Task details = Quote all of the entries word for word.

Records from a collection:
<<<<

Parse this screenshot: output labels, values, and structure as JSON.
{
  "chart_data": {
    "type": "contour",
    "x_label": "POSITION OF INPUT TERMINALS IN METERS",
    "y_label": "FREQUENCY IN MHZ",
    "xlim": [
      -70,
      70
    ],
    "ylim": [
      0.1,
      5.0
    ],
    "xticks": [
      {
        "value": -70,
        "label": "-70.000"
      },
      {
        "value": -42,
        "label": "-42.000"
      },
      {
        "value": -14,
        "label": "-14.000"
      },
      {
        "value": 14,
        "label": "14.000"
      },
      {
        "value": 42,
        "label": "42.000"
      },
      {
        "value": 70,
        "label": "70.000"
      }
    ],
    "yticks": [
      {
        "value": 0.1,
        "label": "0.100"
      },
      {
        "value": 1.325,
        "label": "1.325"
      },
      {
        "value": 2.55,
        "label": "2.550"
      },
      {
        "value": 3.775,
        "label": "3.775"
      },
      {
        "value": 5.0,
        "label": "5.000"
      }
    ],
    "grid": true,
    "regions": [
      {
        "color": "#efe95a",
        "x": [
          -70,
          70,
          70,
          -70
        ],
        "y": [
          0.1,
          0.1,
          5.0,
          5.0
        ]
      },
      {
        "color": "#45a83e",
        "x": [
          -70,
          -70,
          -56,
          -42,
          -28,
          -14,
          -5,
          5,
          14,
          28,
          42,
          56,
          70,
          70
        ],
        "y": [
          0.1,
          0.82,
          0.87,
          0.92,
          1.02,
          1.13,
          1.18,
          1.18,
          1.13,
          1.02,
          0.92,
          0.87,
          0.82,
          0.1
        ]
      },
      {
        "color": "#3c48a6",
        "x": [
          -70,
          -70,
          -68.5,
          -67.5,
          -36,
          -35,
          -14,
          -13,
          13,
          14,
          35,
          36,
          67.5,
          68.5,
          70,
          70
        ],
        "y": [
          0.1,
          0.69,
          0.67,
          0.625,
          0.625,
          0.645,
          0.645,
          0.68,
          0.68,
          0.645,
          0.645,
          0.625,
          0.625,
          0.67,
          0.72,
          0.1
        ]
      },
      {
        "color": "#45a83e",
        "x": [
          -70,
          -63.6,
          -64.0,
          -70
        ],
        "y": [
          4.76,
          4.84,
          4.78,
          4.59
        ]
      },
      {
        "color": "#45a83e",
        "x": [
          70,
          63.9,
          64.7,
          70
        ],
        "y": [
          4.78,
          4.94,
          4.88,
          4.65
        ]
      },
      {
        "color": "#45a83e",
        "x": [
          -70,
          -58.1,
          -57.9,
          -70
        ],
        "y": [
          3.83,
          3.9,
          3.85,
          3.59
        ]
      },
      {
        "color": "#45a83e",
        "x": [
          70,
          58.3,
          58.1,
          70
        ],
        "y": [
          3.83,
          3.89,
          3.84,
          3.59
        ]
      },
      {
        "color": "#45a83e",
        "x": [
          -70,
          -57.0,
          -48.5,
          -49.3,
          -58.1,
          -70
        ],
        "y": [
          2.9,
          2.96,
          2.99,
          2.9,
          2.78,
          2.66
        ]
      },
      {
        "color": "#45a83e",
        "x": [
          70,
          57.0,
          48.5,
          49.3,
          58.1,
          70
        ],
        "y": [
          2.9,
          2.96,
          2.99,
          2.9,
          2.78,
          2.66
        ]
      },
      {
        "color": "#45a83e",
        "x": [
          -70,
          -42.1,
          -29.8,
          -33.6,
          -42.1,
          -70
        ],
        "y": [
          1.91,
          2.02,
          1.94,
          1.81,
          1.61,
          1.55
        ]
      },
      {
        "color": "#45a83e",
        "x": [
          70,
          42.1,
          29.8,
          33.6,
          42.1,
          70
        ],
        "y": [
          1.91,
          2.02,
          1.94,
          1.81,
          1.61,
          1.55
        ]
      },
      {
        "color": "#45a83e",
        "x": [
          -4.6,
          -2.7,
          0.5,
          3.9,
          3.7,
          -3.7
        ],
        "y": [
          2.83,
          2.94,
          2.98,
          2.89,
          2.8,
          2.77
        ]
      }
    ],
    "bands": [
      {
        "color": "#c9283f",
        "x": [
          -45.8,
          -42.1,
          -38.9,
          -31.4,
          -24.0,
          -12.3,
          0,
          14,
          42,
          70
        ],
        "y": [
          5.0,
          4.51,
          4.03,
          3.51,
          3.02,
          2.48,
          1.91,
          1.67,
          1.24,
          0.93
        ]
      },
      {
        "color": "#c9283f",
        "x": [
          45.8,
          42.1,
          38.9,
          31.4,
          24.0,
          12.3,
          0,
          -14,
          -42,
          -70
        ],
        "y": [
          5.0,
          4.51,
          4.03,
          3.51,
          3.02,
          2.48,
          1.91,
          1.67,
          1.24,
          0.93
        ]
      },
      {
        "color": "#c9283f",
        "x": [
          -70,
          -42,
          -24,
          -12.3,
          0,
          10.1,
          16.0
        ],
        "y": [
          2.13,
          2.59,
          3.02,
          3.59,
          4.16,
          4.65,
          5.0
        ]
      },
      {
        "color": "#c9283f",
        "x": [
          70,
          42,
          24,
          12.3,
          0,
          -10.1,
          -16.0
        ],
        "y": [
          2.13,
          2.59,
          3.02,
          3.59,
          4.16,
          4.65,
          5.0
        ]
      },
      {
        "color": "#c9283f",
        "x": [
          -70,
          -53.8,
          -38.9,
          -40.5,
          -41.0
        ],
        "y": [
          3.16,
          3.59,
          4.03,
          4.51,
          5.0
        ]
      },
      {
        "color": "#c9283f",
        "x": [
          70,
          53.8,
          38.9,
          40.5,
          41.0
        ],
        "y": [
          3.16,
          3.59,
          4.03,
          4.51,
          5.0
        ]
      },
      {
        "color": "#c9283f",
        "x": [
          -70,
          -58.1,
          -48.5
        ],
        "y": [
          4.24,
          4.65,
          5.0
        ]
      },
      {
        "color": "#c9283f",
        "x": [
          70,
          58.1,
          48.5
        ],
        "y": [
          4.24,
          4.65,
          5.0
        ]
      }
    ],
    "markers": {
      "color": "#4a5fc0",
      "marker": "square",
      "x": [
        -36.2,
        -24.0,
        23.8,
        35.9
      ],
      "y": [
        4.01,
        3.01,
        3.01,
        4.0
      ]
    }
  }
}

>>>>

Solution for this exercise =
Parse this screenshot: output labels, values, and structure as JSON.
{
  "chart_data": {
    "type": "contour",
    "x_label": "POSITION OF INPUT TERMINALS IN METERS",
    "y_label": "FREQUENCY IN MHZ",
    "xlim": [
      -70,
      70
    ],
    "ylim": [
      0.1,
      5.0
    ],
    "xticks": [
      {
        "value": -70,
        "label": "-70.000"
      },
      {
        "value": -42,
        "label": "-42.000"
      },
      {
        "value": -14,
        "label": "-14.000"
      },
      {
        "value": 14,
        "label": "14.000"
      },
      {
        "value": 42,
        "label": "42.000"
      },
      {
        "value": 70,
        "label": "70.000"
      }
    ],
    "yticks": [
      {
        "value": 0.1,
        "label": "0.100"
      },
      {
        "value": 1.325,
        "label": "1.325"
      },
      {
        "value": 2.55,
        "label": "2.550"
      },
      {
        "value": 3.775,
        "label": "3.775"
      },
      {
        "value": 5.0,
        "label": "5.000"
      }
    ],
    "grid": true,
    "regions": [
      {
        "color": "#efe95a",
        "x": [
          -70,
          70,
          70,
          -70
        ],
        "y": [
          0.1,
          0.1,
          5.0,
          5.0
        ]
      },
      {
        "color": "#45a83e",
        "x": [
          -70,
          -70,
          -56,
          -42,
          -28,
          -14,
          -5,
          5,
          14,
          28,
          42,
          56,
          70,
          70
        ],
        "y": [
          0.1,
          0.82,
          0.87,
          0.92,
          1.02,
          1.13,
          1.18,
          1.18,
          1.13,
          1.02,
          0.92,
          0.87,
          0.82,
          0.1
        ]
      },
      {
        "color": "#3c48a6",
        "x": [
          -70,
          -70,
          -68.5,
          -67.5,
          -36,
          -35,
          -14,
          -13,
          13,
          14,
          35,
          36,
          67.5,
          68.5,
          70,
          70
        ],
        "y": [
          0.1,
          0.69,
          0.67,
          0.625,
          0.625,
          0.645,
          0.645,
          0.68,
          0.68,
          0.645,
          0.645,
          0.625,
          0.625,
          0.67,
          0.72,
          0.1
        ]
      },
      {
        "color": "#45a83e",
        "x": [
          -70,
          -63.6,
          -64.0,
          -70
        ],
        "y": [
          4.76,
          4.84,
          4.78,
          4.59
        ]
      },
      {
        "color": "#45a83e",
        "x": [
          70,
          63.9,
          64.7,
          70
        ],
        "y": [
          4.78,
          4.94,
          4.88,
          4.65
        ]
      },
      {
        "color": "#45a83e",
        "x": [
          -70,
          -58.1,
          -57.9,
          -70
        ],
        "y": [
          3.83,
          3.9,
          3.85,
          3.59
        ]
      },
      {
        "color": "#45a83e",
        "x": [
          70,
          58.3,
          58.1,
          70
        ],
        "y": [
          3.83,
          3.89,
          3.84,
          3.59
        ]
      },
      {
        "color": "#45a83e",
        "x": [
          -70,
          -57.0,
          -48.5,
          -49.3,
          -58.1,
          -70
        ],
        "y": [
          2.9,
          2.96,
          2.99,
          2.9,
          2.78,
          2.66
        ]
      },
      {
        "color": "#45a83e",
        "x": [
          70,
          57.0,
          48.5,
          49.3,
          58.1,
          70
        ],
        "y": [
          2.9,
          2.96,
          2.99,
          2.9,
          2.78,
          2.66
        ]
      },
      {
        "color": "#45a83e",
        "x": [
          -70,
          -42.1,
          -29.8,
          -33.6,
          -42.1,
          -70
        ],
        "y": [
          1.91,
          2.02,
          1.94,
          1.81,
          1.61,
          1.55
        ]
      },
      {
        "color": "#45a83e",
        "x": [
          70,
          42.1,
          29.8,
          33.6,
          42.1,
          70
        ],
        "y": [
          1.91,
          2.02,
          1.94,
          1.81,
          1.61,
          1.55
        ]
      },
      {
        "color": "#45a83e",
        "x": [
          -4.6,
          -2.7,
          0.5,
          3.9,
          3.7,
          -3.7
        ],
        "y": [
          2.83,
          2.94,
          2.98,
          2.89,
          2.8,
          2.77
        ]
      }
    ],
    "bands": [
      {
        "color": "#c9283f",
        "x": [
          -45.8,
          -42.1,
          -38.9,
          -31.4,
          -24.0,
          -12.3,
          0,
          14,
          42,
          70
        ],
        "y": [
          5.0,
          4.51,
          4.03,
          3.51,
          3.02,
          2.48,
          1.91,
          1.67,
          1.24,
          0.93
        ]
      },
      {
        "color": "#c9283f",
        "x": [
          45.8,
          42.1,
          38.9,
          31.4,
          24.0,
          12.3,
          0,
          -14,
          -42,
          -70
        ],
        "y": [
          5.0,
          4.51,
          4.03,
          3.51,
          3.02,
          2.48,
          1.91,
          1.67,
          1.24,
          0.93
        ]
      },
      {
        "color": "#c9283f",
        "x": [
          -70,
          -42,
          -24,
          -12.3,
          0,
          10.1,
          16.0
        ],
        "y": [
          2.13,
          2.59,
          3.02,
          3.59,
          4.16,
          4.65,
          5.0
        ]
      },
      {
        "color": "#c9283f",
        "x": [
          70,
          42,
          24,
          12.3,
          0,
          -10.1,
          -16.0
        ],
        "y": [
          2.13,
          2.59,
          3.02,
          3.59,
          4.16,
          4.65,
          5.0
        ]
      },
      {
        "color": "#c9283f",
        "x": [
          -70,
          -53.8,
          -38.9,
          -40.5,
          -41.0
        ],
        "y": [
          3.16,
          3.59,
          4.03,
          4.51,
          5.0
        ]
      },
      {
        "color": "#c9283f",
        "x": [
          70,
          53.8,
          38.9,
          40.5,
          41.0
        ],
        "y": [
          3.16,
          3.59,
          4.03,
          4.51,
          5.0
        ]
      },
      {
        "color": "#c9283f",
        "x": [
          -70,
          -58.1,
          -48.5
        ],
        "y": [
          4.24,
          4.65,
          5.0
        ]
      },
      {
        "color": "#c9283f",
        "x": [
          70,
          58.1,
          48.5
        ],
        "y": [
          4.24,
          4.65,
          5.0
        ]
      }
    ],
    "markers": {
      "color": "#4a5fc0",
      "marker": "square",
      "x": [
        -36.2,
        -24.0,
        23.8,
        35.9
      ],
      "y": [
        4.01,
        3.01,
        3.01,
        4.0
      ]
    }
  }
}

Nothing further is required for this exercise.